--- Source text ---

The day started OK. Edward was playing football at William Howard – and looking surprisingly like a footballer, despite the fact that he has only played about twice in his entire life (he’s now keen to find a club to join). It was a bit chilly and the weather forecast was not good, but fortunately the actual rain held off while I watched him, chatted to one of the other Mums, and he handed out the scones he’d made yesterday. Food is always important to Edward…
At 11 a.m. David came to take over parental supervisory duties and I drove down to Coniston. As I went past various of the lakes it was already raining: Thirlmere still looked quite low, although there were plenty of streams rushing down into it, but the beaches usually apparent at Rydal Water had disappeared. Already the ground by Coniston Hall was looking muddy, and there were mats for cars to get a bit of grip as they drove on to the field. Remembering the time several of us had had problems getting off the parking area at Patterdale, I worried that we’d have a repeat performance: however there were so many of us I rather assumed (fingers crossed) that the organisers had got a backup plan in the event that tons of cars got stuck.
I kept on my double layer of clothing, warmed by the journey in the car with the heater on almost full blast, and went to get my number and go to the loo. En route it was good to see the smiling face of a guy from work – who I haven’t seen since before the first lockdown – and to have a brief catch up. Then it was back to the car to change into my waterproof jacket and to put my race number on before going to the start and sheltering under a tree: and another quick chat with the guy from work before the race began and he sped off.
The run starts off along the half marathon route but after the initial uphill bit towards the Coppermines, the two diverge. Today we went on past the Coppermines on a firm, wide and stony track which turned to go fairly steeply uphill. If I ran I overtook a few people; they then overtook me when I walked a bit (I also stopped to take a photo of a very noisy waterfall, although there was an even better one later on). I really do need to improve my uphills, but on the other hand at least by walking some of the steeper parts I conserve energy and then have more ‘in the tank’ for the downhills and flatter bits.
The track narrowed which was fine going uphill (everyone was walking) but then made it a bit tricky to overtake people once it had levelled out. I got chatting to a young guy, and then to a girl, both new to the run: and then started talking to a guy who turned out also to have turned 60 this year, and who played bass guitar and also did triathlon. I wasn’t sure whether he wanted to carry on talking to me and my shoe laces came undone anyway, so I dropped back a bit.
After a relatively long stony downhill bit, we hit some tarmac where the other 60-year-old went to overtake a couple of people and I ran past him. Across a field or two and I fell over in some mud in front of someone I’d just overtaken – by coincidence I met him at the end of the race as he turned out to be the brother in law of a friend of mine. (he has a bad knee so even completing a 15km run is impressive).

--- Input ---

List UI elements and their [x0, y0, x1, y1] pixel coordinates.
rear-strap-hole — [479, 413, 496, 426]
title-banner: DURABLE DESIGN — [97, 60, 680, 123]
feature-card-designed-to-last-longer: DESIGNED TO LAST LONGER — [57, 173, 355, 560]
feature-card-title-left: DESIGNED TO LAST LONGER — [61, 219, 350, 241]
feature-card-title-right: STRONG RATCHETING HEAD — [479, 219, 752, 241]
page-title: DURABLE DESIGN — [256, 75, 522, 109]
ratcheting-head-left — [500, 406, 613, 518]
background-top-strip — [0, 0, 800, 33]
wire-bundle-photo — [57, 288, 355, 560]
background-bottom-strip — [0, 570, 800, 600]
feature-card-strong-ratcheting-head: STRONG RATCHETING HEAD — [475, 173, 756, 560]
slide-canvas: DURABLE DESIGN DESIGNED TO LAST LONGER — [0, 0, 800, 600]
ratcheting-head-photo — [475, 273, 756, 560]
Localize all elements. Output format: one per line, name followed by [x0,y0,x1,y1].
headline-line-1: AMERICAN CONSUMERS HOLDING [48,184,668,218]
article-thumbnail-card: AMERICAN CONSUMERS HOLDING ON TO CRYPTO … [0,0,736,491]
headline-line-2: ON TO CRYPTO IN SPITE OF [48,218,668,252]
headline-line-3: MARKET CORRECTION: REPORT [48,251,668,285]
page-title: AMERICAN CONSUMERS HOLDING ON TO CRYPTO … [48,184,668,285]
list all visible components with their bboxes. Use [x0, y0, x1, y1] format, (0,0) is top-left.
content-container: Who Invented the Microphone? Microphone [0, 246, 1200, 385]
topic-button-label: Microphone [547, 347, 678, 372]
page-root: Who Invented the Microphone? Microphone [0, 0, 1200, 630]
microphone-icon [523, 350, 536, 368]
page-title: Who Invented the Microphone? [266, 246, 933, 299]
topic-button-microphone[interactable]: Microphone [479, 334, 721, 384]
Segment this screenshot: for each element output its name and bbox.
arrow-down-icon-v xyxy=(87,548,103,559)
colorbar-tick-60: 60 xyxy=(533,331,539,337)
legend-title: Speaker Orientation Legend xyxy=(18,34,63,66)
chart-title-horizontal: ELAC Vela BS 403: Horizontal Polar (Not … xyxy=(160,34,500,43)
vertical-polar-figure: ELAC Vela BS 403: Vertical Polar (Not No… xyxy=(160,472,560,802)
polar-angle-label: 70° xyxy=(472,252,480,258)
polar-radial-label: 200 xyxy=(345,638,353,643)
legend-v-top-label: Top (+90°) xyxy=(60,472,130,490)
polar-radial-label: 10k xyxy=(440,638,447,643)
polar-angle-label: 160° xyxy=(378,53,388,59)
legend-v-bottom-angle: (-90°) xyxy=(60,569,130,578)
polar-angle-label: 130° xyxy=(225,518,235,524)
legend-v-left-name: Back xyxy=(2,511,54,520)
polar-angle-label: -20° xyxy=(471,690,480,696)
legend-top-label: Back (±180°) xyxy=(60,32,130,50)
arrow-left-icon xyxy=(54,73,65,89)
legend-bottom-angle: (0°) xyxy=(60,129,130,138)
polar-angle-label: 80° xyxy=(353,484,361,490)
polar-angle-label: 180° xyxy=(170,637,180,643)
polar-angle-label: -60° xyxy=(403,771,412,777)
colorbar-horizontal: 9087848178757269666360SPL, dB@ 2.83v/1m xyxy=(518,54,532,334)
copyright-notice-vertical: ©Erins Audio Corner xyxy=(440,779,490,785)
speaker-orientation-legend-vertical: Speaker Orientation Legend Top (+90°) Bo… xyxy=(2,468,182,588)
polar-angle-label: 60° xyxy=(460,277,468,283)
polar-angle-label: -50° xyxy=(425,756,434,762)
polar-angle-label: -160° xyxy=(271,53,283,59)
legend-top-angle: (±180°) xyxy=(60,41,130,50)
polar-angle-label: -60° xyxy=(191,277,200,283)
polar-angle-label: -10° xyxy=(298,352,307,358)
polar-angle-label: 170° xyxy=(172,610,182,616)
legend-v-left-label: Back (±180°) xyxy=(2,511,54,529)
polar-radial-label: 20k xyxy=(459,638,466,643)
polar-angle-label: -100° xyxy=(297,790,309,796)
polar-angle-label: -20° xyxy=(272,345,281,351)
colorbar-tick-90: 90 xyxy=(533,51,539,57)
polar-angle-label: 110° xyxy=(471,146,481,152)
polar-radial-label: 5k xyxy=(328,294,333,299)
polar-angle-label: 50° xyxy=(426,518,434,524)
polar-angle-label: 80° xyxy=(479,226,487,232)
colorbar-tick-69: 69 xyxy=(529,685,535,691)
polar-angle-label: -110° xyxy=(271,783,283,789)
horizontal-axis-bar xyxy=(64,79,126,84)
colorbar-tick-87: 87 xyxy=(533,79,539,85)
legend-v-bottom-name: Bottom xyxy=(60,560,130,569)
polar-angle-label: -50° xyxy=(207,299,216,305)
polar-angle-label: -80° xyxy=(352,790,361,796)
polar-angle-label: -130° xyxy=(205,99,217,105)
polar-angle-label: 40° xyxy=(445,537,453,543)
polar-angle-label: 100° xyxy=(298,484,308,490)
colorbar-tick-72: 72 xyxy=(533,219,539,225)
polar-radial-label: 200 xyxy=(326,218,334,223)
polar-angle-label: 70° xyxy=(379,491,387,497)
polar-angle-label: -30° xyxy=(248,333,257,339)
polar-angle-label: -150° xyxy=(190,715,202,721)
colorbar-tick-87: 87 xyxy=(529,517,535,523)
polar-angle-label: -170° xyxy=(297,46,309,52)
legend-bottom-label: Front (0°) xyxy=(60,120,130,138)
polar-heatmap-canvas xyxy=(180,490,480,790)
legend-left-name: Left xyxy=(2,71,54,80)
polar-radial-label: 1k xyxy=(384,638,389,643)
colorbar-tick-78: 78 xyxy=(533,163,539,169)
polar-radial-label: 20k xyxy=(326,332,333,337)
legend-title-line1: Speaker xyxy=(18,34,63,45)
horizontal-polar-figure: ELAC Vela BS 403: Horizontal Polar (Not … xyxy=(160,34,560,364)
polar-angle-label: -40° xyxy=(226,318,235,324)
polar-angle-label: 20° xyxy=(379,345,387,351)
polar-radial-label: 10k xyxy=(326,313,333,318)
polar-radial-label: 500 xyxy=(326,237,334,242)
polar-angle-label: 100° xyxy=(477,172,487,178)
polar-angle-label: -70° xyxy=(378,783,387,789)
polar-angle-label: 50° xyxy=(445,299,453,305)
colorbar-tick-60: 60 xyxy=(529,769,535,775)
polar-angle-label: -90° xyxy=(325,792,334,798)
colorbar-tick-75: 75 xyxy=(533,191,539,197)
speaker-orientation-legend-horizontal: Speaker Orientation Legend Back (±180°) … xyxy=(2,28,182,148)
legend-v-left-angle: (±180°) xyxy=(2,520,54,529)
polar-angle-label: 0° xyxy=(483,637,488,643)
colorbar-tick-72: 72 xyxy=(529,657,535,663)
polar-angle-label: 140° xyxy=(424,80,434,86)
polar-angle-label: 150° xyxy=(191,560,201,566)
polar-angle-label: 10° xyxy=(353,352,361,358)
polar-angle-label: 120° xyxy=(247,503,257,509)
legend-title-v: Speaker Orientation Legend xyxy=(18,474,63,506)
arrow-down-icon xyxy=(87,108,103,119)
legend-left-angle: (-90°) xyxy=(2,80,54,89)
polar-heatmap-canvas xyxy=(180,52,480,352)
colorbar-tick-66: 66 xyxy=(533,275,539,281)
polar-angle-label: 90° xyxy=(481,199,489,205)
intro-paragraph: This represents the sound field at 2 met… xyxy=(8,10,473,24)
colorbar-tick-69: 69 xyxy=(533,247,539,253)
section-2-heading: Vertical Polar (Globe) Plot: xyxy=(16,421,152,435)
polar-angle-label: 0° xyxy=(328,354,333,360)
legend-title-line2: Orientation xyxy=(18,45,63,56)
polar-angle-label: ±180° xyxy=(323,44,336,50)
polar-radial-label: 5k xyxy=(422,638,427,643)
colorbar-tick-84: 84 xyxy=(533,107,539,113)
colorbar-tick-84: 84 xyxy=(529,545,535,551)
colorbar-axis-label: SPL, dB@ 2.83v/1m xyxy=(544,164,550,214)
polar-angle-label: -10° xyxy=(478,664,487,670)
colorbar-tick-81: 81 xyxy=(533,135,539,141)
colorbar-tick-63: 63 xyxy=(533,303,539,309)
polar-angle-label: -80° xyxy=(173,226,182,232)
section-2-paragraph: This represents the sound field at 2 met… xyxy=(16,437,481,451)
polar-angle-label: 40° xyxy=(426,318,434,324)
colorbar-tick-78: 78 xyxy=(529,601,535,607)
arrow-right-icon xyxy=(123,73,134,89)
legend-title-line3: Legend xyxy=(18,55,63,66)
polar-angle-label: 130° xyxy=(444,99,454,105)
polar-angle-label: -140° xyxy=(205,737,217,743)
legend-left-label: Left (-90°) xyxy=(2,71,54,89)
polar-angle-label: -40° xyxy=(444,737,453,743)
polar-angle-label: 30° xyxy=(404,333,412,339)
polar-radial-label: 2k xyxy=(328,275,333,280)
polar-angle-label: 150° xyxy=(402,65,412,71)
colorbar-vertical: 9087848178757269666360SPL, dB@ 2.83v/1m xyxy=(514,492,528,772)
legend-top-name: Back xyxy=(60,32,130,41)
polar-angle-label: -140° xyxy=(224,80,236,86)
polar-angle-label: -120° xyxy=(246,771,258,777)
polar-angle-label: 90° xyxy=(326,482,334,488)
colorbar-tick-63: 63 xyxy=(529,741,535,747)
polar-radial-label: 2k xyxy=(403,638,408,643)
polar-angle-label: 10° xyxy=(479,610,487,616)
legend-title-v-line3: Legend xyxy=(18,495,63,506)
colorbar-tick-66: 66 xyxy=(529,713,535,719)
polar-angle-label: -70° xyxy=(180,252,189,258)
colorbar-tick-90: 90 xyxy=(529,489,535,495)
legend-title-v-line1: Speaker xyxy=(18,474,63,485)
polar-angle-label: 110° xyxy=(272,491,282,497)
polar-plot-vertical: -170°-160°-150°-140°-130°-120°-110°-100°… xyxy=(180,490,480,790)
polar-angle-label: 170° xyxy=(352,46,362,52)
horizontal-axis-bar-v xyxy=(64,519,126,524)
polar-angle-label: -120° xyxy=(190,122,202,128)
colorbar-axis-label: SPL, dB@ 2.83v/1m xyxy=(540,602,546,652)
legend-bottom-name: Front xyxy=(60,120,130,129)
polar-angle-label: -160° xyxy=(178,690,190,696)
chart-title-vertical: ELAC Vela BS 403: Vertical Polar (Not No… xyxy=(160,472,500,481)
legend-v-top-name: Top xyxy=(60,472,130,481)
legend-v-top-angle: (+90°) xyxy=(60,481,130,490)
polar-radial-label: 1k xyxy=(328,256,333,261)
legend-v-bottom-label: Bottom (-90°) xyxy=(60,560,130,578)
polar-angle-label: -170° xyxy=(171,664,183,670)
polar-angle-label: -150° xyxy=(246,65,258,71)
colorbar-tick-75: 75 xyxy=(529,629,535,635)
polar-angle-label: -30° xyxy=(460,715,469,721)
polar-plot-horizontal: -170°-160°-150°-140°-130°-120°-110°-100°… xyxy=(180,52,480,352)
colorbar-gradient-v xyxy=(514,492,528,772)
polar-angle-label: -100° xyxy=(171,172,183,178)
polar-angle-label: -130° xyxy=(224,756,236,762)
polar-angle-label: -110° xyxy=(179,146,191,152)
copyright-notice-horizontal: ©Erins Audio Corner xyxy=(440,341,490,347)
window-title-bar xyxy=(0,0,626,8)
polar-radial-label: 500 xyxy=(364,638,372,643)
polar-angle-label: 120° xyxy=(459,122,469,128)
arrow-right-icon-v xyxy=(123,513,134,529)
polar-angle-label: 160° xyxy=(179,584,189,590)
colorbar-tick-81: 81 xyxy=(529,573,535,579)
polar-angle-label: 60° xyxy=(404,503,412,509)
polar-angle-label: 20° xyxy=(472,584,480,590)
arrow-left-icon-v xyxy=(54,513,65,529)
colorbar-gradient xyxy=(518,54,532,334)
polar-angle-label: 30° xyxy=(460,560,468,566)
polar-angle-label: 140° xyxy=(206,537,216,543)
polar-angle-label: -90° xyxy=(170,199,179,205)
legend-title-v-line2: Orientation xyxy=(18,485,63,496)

---

■ **Exercise tasks**
[1] Transcribe the stretch of the race account from "The track narrowed" through "run is impressive).".
[2] Repeat word for word the stretch of the records from their start through the line containing "ratcheting-head-left — [500, 406, 613, 518]".

■ **Final answers**
[1]
The track narrowed which was fine going uphill (everyone was walking) but then made it a bit tricky to overtake people once it had levelled out. I got chatting to a young guy, and then to a girl, both new to the run: and then started talking to a guy who turned out also to have turned 60 this year, and who played bass guitar and also did triathlon. I wasn’t sure whether he wanted to carry on talking to me and my shoe laces came undone anyway, so I dropped back a bit.
After a relatively long stony downhill bit, we hit some tarmac where the other 60-year-old went to overtake a couple of people and I ran past him. Across a field or two and I fell over in some mud in front of someone I’d just overtaken – by coincidence I met him at the end of the race as he turned out to be the brother in law of a friend of mine. (he has a bad knee so even completing a 15km run is impressive).

[2]
List UI elements and their [x0, y0, x1, y1] pixel coordinates.
rear-strap-hole — [479, 413, 496, 426]
title-banner: DURABLE DESIGN — [97, 60, 680, 123]
feature-card-designed-to-last-longer: DESIGNED TO LAST LONGER — [57, 173, 355, 560]
feature-card-title-left: DESIGNED TO LAST LONGER — [61, 219, 350, 241]
feature-card-title-right: STRONG RATCHETING HEAD — [479, 219, 752, 241]
page-title: DURABLE DESIGN — [256, 75, 522, 109]
ratcheting-head-left — [500, 406, 613, 518]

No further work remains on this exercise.